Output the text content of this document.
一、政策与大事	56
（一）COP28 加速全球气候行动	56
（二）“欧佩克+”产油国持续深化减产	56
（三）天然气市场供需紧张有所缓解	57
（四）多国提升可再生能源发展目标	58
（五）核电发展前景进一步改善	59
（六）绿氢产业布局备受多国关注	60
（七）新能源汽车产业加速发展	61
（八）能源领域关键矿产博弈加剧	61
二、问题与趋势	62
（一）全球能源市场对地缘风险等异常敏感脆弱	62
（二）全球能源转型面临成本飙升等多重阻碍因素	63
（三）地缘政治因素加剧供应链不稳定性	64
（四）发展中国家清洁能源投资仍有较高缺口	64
━━━━━━━━━━━━━━━━━━━━
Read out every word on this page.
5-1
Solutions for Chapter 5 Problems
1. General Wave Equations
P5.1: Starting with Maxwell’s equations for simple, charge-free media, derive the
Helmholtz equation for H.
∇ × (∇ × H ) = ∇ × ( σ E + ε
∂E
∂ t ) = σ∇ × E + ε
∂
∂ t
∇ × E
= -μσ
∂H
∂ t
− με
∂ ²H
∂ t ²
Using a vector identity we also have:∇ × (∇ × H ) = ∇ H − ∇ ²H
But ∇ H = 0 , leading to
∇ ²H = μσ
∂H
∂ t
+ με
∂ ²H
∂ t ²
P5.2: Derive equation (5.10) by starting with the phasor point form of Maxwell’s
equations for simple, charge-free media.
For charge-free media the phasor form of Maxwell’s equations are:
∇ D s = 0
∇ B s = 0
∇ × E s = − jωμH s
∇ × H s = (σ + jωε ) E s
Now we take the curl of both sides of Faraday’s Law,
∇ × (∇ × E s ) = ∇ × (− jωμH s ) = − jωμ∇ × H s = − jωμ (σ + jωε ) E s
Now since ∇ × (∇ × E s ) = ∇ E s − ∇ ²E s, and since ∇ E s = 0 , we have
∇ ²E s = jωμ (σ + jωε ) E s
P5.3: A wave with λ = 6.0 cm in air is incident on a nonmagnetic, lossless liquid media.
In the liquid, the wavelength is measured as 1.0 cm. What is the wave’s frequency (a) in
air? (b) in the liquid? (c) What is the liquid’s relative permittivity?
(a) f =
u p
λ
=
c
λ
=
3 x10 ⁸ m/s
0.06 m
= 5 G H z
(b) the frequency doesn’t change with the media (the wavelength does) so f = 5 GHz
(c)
━━━━━━━━━━━━━━━━━━━━
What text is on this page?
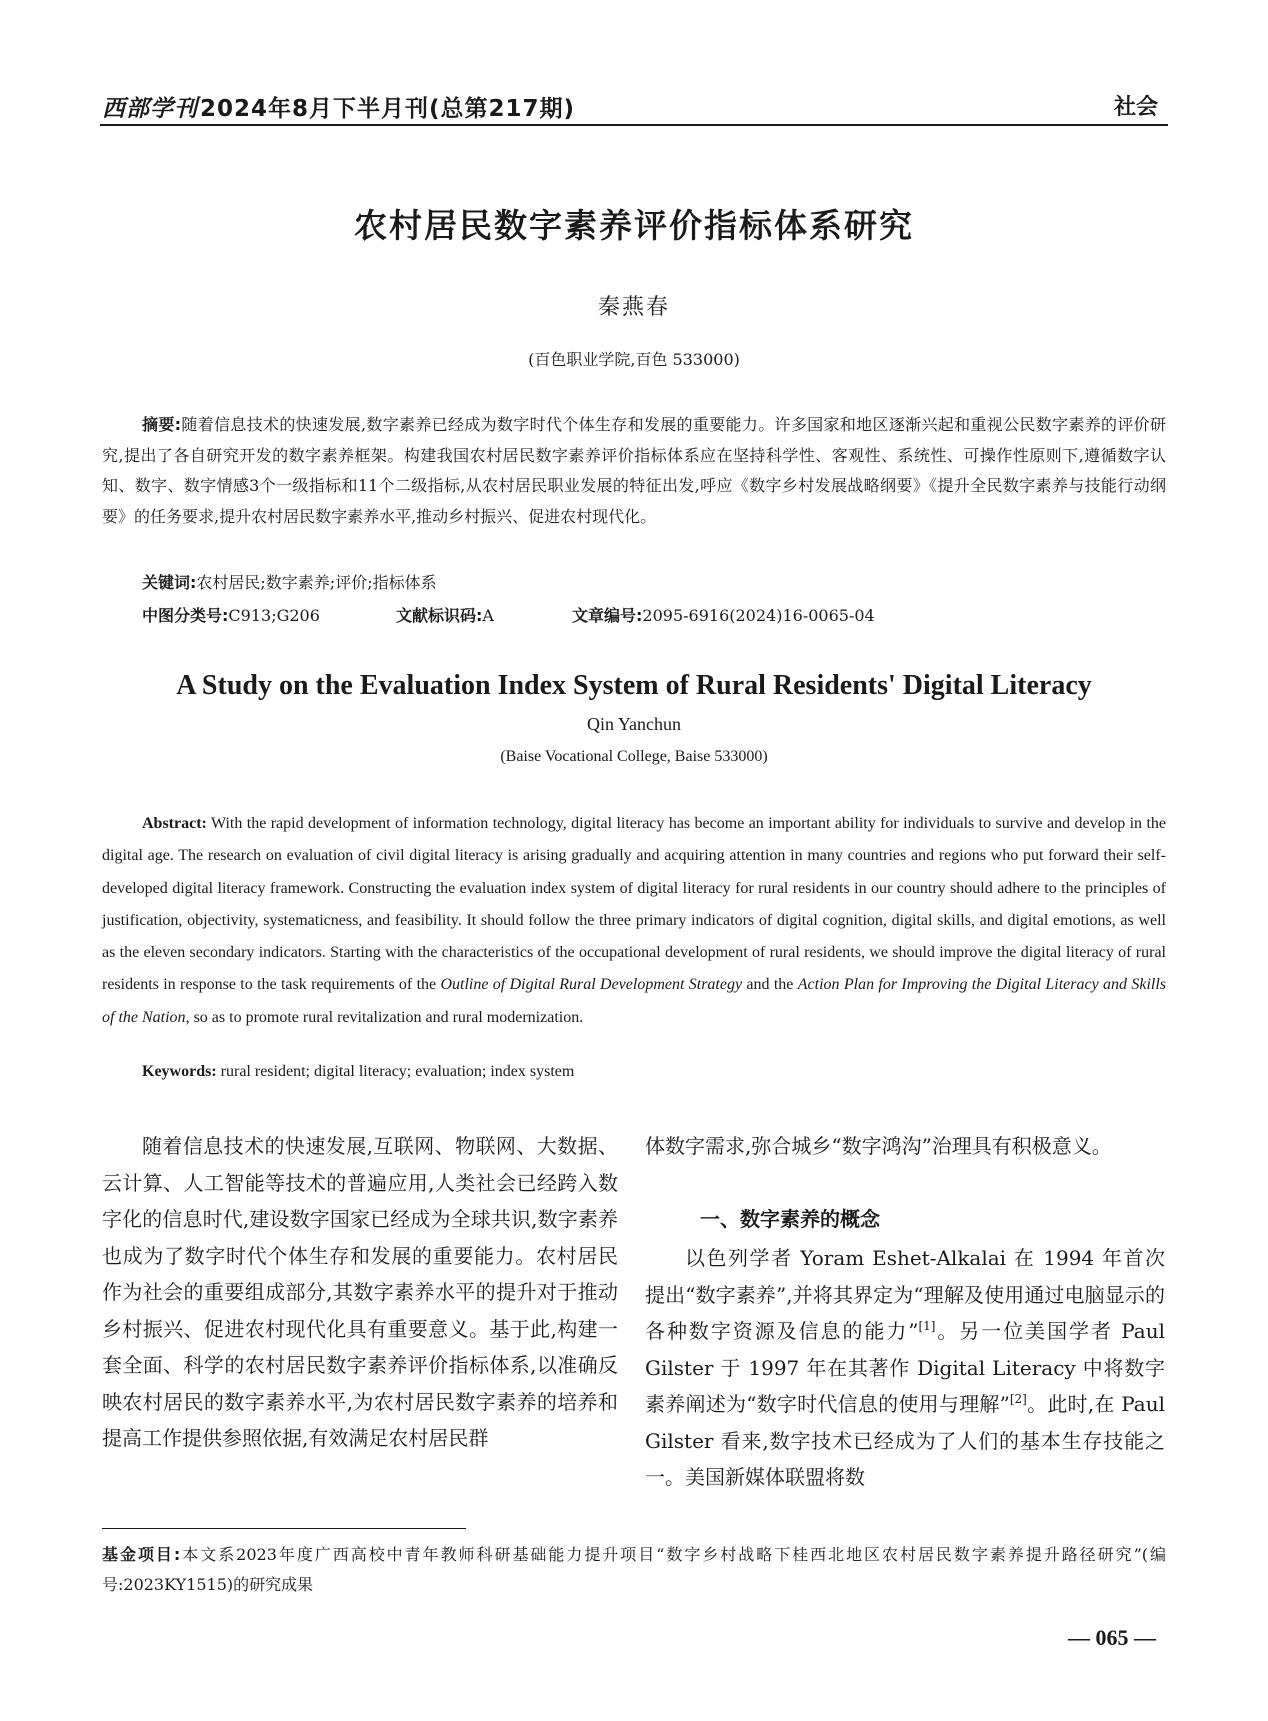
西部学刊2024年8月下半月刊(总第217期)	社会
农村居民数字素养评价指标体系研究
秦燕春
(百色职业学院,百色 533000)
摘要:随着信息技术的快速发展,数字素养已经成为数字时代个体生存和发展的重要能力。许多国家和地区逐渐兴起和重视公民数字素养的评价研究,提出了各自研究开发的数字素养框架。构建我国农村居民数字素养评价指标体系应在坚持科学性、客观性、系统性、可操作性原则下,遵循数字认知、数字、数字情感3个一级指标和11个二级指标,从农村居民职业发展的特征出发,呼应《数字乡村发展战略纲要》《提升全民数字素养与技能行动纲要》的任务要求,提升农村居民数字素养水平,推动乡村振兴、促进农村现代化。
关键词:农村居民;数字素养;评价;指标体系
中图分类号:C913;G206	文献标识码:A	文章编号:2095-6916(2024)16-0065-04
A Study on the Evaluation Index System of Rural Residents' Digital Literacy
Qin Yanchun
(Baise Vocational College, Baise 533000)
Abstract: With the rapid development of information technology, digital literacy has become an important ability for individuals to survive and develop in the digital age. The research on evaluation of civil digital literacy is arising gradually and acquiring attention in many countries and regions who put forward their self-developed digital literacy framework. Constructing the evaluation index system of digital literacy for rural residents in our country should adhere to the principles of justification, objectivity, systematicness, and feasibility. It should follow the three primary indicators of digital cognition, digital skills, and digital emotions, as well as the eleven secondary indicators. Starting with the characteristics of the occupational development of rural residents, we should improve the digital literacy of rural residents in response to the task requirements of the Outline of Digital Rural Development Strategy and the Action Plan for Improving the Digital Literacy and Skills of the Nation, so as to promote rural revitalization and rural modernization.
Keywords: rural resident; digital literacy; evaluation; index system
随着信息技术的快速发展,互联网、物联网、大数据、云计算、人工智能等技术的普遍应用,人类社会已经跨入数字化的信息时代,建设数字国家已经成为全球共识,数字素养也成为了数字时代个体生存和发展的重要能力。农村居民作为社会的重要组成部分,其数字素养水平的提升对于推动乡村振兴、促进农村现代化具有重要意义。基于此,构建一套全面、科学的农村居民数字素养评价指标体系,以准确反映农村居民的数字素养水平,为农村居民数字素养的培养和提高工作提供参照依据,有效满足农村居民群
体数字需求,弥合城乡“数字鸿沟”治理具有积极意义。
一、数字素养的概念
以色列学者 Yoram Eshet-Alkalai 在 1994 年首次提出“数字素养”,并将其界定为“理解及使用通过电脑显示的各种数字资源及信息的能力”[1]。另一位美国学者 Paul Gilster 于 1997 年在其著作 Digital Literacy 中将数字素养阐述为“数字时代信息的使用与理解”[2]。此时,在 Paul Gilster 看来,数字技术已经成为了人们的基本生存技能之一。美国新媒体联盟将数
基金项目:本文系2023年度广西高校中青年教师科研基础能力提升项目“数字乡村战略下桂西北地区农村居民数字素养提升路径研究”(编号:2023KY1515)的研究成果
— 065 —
━━━━━━━━━━━━━━━━━━━━
Find "wavelength". Copy every line it occurs in.

In the liquid, the wavelength is measured as 1.0 cm. What is the wave’s frequency (a) in
(b) the frequency doesn’t change with the media (the wavelength does) so f = 5 GHz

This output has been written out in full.